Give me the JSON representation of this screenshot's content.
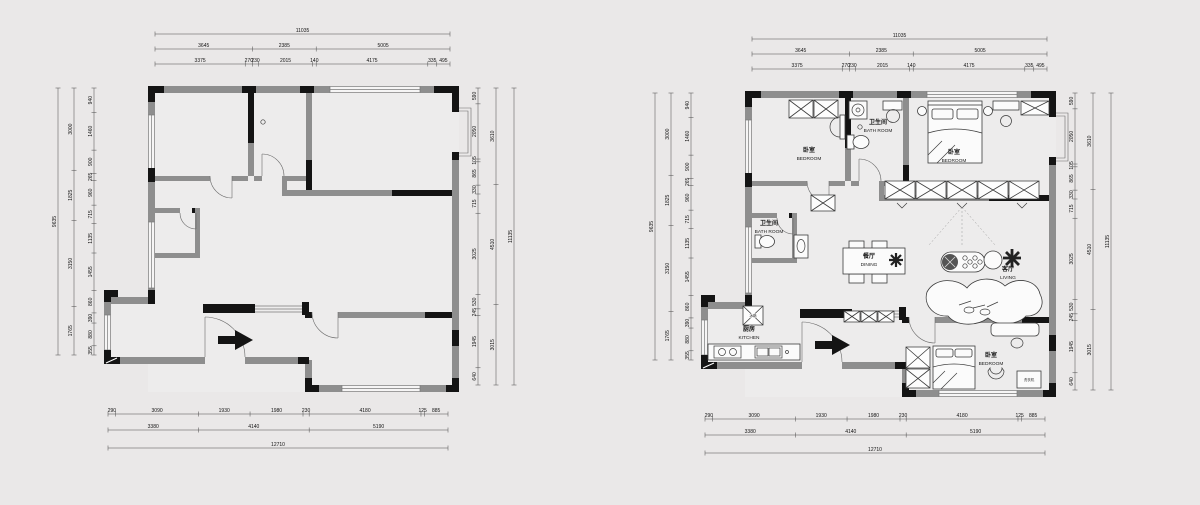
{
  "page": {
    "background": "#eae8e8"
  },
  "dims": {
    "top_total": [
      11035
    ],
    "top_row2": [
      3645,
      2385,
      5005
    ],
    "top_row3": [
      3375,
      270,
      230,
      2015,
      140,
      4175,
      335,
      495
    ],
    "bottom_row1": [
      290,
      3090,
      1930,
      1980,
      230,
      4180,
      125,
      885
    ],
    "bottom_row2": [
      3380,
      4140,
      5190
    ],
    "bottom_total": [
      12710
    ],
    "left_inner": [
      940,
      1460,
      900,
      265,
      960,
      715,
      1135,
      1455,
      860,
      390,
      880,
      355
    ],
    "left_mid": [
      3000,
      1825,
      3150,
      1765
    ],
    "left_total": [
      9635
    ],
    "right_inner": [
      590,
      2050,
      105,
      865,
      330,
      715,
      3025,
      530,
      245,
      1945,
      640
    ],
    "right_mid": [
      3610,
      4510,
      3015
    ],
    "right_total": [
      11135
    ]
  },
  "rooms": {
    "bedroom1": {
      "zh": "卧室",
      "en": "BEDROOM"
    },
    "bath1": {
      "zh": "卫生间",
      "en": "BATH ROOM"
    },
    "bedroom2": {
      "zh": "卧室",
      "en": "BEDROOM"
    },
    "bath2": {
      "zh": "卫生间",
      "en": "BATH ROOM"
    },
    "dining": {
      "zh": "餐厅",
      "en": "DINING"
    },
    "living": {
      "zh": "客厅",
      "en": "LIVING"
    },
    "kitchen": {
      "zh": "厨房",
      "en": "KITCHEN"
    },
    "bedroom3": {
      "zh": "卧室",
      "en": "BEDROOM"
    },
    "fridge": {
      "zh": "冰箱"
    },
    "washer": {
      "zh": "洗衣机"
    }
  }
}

• STATED TASK: Copy each line of the records precisely and drop any images they hold.

• SOLUTION FOR THIS PROBLEM:
Give me the JSON representation of this screenshot's content.
{
  "page": {
    "background": "#eae8e8"
  },
  "dims": {
    "top_total": [
      11035
    ],
    "top_row2": [
      3645,
      2385,
      5005
    ],
    "top_row3": [
      3375,
      270,
      230,
      2015,
      140,
      4175,
      335,
      495
    ],
    "bottom_row1": [
      290,
      3090,
      1930,
      1980,
      230,
      4180,
      125,
      885
    ],
    "bottom_row2": [
      3380,
      4140,
      5190
    ],
    "bottom_total": [
      12710
    ],
    "left_inner": [
      940,
      1460,
      900,
      265,
      960,
      715,
      1135,
      1455,
      860,
      390,
      880,
      355
    ],
    "left_mid": [
      3000,
      1825,
      3150,
      1765
    ],
    "left_total": [
      9635
    ],
    "right_inner": [
      590,
      2050,
      105,
      865,
      330,
      715,
      3025,
      530,
      245,
      1945,
      640
    ],
    "right_mid": [
      3610,
      4510,
      3015
    ],
    "right_total": [
      11135
    ]
  },
  "rooms": {
    "bedroom1": {
      "zh": "卧室",
      "en": "BEDROOM"
    },
    "bath1": {
      "zh": "卫生间",
      "en": "BATH ROOM"
    },
    "bedroom2": {
      "zh": "卧室",
      "en": "BEDROOM"
    },
    "bath2": {
      "zh": "卫生间",
      "en": "BATH ROOM"
    },
    "dining": {
      "zh": "餐厅",
      "en": "DINING"
    },
    "living": {
      "zh": "客厅",
      "en": "LIVING"
    },
    "kitchen": {
      "zh": "厨房",
      "en": "KITCHEN"
    },
    "bedroom3": {
      "zh": "卧室",
      "en": "BEDROOM"
    },
    "fridge": {
      "zh": "冰箱"
    },
    "washer": {
      "zh": "洗衣机"
    }
  }
}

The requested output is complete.